* [Exercise]
Read the material below and tally how many lines hold the word "text", giving the number and nothing else.

* [Records for the exercise]
+ + + + + + +

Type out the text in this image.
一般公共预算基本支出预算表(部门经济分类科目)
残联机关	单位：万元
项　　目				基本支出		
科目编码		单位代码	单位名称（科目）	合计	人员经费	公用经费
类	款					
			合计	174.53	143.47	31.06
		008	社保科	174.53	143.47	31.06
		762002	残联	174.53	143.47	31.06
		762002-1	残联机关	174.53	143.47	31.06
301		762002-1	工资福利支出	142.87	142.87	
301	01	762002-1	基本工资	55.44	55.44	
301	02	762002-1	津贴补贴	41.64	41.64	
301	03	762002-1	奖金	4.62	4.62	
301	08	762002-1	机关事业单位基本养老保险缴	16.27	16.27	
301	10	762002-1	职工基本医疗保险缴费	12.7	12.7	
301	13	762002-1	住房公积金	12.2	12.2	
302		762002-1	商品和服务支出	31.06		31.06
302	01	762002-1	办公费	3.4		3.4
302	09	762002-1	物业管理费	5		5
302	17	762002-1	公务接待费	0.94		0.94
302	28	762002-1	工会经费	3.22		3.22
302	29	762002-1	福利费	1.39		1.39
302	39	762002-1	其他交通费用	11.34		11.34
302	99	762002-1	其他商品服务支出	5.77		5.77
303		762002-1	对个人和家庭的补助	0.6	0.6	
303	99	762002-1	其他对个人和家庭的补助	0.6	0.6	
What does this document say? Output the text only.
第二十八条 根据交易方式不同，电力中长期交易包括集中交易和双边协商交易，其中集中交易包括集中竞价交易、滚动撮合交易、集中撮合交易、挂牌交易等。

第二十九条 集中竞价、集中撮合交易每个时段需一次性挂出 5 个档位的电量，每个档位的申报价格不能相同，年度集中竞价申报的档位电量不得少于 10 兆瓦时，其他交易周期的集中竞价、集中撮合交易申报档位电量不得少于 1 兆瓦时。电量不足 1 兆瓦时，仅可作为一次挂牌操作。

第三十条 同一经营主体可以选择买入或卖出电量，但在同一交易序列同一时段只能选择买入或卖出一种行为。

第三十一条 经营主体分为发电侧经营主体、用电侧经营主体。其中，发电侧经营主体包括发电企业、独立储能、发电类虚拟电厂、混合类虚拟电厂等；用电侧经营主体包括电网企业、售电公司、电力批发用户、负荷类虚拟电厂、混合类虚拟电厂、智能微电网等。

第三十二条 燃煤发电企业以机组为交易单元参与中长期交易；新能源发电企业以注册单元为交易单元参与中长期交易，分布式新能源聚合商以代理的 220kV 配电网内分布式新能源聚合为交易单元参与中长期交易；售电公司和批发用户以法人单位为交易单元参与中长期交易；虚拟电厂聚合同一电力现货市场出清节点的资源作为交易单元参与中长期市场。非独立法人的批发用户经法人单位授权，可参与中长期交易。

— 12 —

+ + + + + + +

* [Task result]
2